__Problem statement__. Transcribe every line of the records verbatim.

## BEGIN

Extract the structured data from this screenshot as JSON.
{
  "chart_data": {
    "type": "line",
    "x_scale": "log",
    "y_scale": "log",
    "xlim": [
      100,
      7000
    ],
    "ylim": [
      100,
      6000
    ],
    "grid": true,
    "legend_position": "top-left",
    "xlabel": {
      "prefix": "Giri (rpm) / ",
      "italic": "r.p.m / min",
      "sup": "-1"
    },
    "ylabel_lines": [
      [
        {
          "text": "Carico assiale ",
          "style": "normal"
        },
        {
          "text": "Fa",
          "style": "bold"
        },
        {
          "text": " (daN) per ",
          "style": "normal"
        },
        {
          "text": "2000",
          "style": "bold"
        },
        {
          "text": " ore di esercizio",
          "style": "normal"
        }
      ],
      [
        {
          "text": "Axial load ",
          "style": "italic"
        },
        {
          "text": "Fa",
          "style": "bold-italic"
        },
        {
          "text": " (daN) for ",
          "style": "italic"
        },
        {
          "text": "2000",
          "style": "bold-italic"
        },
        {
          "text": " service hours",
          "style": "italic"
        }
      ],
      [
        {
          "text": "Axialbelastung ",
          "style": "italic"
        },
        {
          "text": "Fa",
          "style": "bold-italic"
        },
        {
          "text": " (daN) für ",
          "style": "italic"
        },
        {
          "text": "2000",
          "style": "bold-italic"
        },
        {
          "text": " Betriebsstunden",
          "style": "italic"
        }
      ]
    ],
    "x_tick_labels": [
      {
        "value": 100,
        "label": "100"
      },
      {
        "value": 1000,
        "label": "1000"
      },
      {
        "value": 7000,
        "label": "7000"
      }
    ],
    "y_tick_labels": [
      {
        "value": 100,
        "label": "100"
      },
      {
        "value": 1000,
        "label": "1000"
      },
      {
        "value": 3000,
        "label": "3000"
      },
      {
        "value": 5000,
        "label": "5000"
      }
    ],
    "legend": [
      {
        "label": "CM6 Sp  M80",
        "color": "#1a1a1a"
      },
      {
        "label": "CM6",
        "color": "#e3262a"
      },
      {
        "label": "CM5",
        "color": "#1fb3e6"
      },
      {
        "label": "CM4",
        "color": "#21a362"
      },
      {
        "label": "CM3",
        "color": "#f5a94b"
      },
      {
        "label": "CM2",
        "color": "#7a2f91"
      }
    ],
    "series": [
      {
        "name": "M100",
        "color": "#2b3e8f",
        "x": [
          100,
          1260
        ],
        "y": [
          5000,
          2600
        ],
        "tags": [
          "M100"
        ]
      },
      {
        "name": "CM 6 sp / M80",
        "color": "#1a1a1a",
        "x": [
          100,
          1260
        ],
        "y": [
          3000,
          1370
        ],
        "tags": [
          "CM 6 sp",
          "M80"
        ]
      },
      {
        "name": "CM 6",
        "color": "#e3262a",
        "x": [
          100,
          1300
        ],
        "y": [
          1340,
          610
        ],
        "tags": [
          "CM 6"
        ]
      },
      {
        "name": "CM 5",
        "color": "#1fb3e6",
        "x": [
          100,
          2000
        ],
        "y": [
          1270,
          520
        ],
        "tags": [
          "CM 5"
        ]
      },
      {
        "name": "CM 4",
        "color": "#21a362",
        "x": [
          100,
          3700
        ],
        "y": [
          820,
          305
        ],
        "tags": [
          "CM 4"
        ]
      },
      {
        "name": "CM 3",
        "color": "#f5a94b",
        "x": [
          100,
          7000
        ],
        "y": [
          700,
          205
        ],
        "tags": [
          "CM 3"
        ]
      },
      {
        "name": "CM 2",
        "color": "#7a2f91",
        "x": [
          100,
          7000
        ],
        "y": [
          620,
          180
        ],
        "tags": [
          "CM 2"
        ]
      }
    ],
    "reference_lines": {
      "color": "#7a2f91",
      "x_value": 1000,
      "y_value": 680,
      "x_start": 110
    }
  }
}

## END

__Result of this task__.
Extract the structured data from this screenshot as JSON.
{
  "chart_data": {
    "type": "line",
    "x_scale": "log",
    "y_scale": "log",
    "xlim": [
      100,
      7000
    ],
    "ylim": [
      100,
      6000
    ],
    "grid": true,
    "legend_position": "top-left",
    "xlabel": {
      "prefix": "Giri (rpm) / ",
      "italic": "r.p.m / min",
      "sup": "-1"
    },
    "ylabel_lines": [
      [
        {
          "text": "Carico assiale ",
          "style": "normal"
        },
        {
          "text": "Fa",
          "style": "bold"
        },
        {
          "text": " (daN) per ",
          "style": "normal"
        },
        {
          "text": "2000",
          "style": "bold"
        },
        {
          "text": " ore di esercizio",
          "style": "normal"
        }
      ],
      [
        {
          "text": "Axial load ",
          "style": "italic"
        },
        {
          "text": "Fa",
          "style": "bold-italic"
        },
        {
          "text": " (daN) for ",
          "style": "italic"
        },
        {
          "text": "2000",
          "style": "bold-italic"
        },
        {
          "text": " service hours",
          "style": "italic"
        }
      ],
      [
        {
          "text": "Axialbelastung ",
          "style": "italic"
        },
        {
          "text": "Fa",
          "style": "bold-italic"
        },
        {
          "text": " (daN) für ",
          "style": "italic"
        },
        {
          "text": "2000",
          "style": "bold-italic"
        },
        {
          "text": " Betriebsstunden",
          "style": "italic"
        }
      ]
    ],
    "x_tick_labels": [
      {
        "value": 100,
        "label": "100"
      },
      {
        "value": 1000,
        "label": "1000"
      },
      {
        "value": 7000,
        "label": "7000"
      }
    ],
    "y_tick_labels": [
      {
        "value": 100,
        "label": "100"
      },
      {
        "value": 1000,
        "label": "1000"
      },
      {
        "value": 3000,
        "label": "3000"
      },
      {
        "value": 5000,
        "label": "5000"
      }
    ],
    "legend": [
      {
        "label": "CM6 Sp  M80",
        "color": "#1a1a1a"
      },
      {
        "label": "CM6",
        "color": "#e3262a"
      },
      {
        "label": "CM5",
        "color": "#1fb3e6"
      },
      {
        "label": "CM4",
        "color": "#21a362"
      },
      {
        "label": "CM3",
        "color": "#f5a94b"
      },
      {
        "label": "CM2",
        "color": "#7a2f91"
      }
    ],
    "series": [
      {
        "name": "M100",
        "color": "#2b3e8f",
        "x": [
          100,
          1260
        ],
        "y": [
          5000,
          2600
        ],
        "tags": [
          "M100"
        ]
      },
      {
        "name": "CM 6 sp / M80",
        "color": "#1a1a1a",
        "x": [
          100,
          1260
        ],
        "y": [
          3000,
          1370
        ],
        "tags": [
          "CM 6 sp",
          "M80"
        ]
      },
      {
        "name": "CM 6",
        "color": "#e3262a",
        "x": [
          100,
          1300
        ],
        "y": [
          1340,
          610
        ],
        "tags": [
          "CM 6"
        ]
      },
      {
        "name": "CM 5",
        "color": "#1fb3e6",
        "x": [
          100,
          2000
        ],
        "y": [
          1270,
          520
        ],
        "tags": [
          "CM 5"
        ]
      },
      {
        "name": "CM 4",
        "color": "#21a362",
        "x": [
          100,
          3700
        ],
        "y": [
          820,
          305
        ],
        "tags": [
          "CM 4"
        ]
      },
      {
        "name": "CM 3",
        "color": "#f5a94b",
        "x": [
          100,
          7000
        ],
        "y": [
          700,
          205
        ],
        "tags": [
          "CM 3"
        ]
      },
      {
        "name": "CM 2",
        "color": "#7a2f91",
        "x": [
          100,
          7000
        ],
        "y": [
          620,
          180
        ],
        "tags": [
          "CM 2"
        ]
      }
    ],
    "reference_lines": {
      "color": "#7a2f91",
      "x_value": 1000,
      "y_value": 680,
      "x_start": 110
    }
  }
}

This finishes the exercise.